_The problem_
Reproduce the entries word for word, from the first line through the line containing "piece-white-pawn-d7: ♟♙ [207,63,242,98]", including both of those lines.

-=-=-=-=-

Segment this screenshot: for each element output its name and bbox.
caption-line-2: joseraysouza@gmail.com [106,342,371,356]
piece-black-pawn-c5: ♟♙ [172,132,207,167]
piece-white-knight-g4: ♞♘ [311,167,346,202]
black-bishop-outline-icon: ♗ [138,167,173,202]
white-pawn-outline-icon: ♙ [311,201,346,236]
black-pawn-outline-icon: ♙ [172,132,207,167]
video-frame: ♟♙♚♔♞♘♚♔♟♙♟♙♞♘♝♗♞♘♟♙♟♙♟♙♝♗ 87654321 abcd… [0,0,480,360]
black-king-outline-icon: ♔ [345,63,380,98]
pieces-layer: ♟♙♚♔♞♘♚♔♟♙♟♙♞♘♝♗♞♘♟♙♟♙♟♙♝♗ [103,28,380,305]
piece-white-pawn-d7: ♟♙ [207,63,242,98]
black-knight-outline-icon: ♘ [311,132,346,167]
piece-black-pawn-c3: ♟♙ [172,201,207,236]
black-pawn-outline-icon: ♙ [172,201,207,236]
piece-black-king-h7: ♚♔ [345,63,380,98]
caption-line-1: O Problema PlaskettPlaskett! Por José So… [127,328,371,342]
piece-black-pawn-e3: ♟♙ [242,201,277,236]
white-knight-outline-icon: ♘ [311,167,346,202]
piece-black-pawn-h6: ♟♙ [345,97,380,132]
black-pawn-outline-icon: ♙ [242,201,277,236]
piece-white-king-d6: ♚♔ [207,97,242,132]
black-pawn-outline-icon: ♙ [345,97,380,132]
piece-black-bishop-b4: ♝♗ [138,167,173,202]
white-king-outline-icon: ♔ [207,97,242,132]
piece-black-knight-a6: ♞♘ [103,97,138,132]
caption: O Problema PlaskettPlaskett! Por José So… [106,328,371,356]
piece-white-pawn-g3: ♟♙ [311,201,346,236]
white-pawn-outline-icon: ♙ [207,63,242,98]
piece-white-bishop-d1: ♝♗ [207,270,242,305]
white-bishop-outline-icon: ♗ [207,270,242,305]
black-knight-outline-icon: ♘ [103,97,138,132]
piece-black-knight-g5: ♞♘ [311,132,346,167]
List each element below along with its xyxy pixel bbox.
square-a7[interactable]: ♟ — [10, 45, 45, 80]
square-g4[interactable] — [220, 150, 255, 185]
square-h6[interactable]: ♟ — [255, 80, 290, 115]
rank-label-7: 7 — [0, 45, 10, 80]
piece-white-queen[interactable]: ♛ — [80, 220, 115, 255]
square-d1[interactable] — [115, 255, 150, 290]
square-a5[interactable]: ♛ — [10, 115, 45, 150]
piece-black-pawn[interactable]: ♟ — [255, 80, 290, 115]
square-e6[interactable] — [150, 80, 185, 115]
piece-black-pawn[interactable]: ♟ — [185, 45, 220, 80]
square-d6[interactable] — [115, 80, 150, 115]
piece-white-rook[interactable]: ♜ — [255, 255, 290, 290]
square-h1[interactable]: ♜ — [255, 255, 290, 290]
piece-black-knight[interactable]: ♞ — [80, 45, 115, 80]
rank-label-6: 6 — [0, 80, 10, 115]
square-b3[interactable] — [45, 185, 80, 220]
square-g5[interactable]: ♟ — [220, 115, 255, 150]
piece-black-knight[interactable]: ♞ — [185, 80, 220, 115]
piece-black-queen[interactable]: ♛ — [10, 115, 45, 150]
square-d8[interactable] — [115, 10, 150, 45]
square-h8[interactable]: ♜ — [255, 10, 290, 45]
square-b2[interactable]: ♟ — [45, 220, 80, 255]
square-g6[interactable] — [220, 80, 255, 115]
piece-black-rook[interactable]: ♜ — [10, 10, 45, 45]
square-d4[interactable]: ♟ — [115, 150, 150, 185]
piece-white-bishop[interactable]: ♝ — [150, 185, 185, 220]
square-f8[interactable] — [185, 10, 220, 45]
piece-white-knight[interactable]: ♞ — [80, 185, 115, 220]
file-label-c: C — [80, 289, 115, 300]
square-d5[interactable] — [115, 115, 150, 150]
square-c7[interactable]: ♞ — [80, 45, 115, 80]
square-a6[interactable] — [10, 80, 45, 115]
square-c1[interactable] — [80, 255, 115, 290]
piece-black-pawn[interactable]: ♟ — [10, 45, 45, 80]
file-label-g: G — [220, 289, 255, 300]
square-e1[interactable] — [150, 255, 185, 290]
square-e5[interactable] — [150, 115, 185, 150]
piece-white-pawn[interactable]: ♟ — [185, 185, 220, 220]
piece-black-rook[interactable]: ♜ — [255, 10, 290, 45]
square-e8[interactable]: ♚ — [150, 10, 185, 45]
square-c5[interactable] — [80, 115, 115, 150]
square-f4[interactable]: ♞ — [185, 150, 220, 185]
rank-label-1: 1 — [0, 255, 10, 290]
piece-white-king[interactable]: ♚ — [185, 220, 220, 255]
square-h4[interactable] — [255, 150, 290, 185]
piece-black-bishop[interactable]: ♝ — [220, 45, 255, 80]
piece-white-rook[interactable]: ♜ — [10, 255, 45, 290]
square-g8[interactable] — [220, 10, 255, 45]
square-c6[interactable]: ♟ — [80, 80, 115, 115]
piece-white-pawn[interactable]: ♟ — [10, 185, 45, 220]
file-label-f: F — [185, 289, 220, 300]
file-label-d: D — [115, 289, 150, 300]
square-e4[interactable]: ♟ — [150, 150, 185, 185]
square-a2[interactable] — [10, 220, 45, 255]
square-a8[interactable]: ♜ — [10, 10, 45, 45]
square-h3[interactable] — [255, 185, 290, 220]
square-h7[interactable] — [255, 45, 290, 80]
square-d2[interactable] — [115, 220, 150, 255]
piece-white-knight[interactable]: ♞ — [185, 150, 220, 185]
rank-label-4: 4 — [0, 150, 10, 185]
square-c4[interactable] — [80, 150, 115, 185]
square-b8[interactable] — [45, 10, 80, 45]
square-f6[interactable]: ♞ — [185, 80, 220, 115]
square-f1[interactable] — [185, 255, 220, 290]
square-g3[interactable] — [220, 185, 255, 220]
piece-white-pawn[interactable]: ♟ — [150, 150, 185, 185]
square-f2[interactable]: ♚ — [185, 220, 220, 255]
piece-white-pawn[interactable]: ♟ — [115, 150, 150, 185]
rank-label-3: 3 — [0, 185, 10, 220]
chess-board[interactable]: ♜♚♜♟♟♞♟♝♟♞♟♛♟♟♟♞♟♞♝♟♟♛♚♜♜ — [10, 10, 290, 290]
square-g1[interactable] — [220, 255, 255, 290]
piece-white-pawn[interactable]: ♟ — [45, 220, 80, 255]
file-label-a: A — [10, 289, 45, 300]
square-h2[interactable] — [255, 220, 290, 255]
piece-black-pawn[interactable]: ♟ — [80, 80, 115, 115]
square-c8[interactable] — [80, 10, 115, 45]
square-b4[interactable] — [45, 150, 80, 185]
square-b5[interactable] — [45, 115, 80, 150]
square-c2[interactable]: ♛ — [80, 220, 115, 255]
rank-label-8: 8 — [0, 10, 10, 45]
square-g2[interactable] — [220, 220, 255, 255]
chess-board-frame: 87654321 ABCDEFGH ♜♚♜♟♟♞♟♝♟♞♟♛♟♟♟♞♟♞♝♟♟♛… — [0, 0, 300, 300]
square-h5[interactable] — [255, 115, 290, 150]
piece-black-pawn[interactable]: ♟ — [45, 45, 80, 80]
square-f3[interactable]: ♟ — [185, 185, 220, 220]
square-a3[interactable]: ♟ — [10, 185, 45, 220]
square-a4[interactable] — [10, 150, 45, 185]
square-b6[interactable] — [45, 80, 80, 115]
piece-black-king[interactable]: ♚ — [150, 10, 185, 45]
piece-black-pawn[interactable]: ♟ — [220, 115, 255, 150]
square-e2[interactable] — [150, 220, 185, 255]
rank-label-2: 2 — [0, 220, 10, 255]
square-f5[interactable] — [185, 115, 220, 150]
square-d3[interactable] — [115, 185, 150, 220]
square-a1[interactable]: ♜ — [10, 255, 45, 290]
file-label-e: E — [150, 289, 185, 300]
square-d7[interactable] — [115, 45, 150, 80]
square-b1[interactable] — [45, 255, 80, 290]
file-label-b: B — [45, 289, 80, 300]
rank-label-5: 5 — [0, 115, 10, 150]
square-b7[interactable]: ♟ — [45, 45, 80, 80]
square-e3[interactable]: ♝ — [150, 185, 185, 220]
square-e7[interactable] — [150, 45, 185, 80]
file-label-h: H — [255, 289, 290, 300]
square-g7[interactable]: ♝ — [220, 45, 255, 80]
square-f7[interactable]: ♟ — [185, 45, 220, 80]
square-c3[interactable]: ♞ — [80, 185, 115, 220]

-=-=-=-=-

_The response_
Segment this screenshot: for each element output its name and bbox.
caption-line-2: joseraysouza@gmail.com [106,342,371,356]
piece-black-pawn-c5: ♟♙ [172,132,207,167]
piece-white-knight-g4: ♞♘ [311,167,346,202]
black-bishop-outline-icon: ♗ [138,167,173,202]
white-pawn-outline-icon: ♙ [311,201,346,236]
black-pawn-outline-icon: ♙ [172,132,207,167]
video-frame: ♟♙♚♔♞♘♚♔♟♙♟♙♞♘♝♗♞♘♟♙♟♙♟♙♝♗ 87654321 abcd… [0,0,480,360]
black-king-outline-icon: ♔ [345,63,380,98]
pieces-layer: ♟♙♚♔♞♘♚♔♟♙♟♙♞♘♝♗♞♘♟♙♟♙♟♙♝♗ [103,28,380,305]
piece-white-pawn-d7: ♟♙ [207,63,242,98]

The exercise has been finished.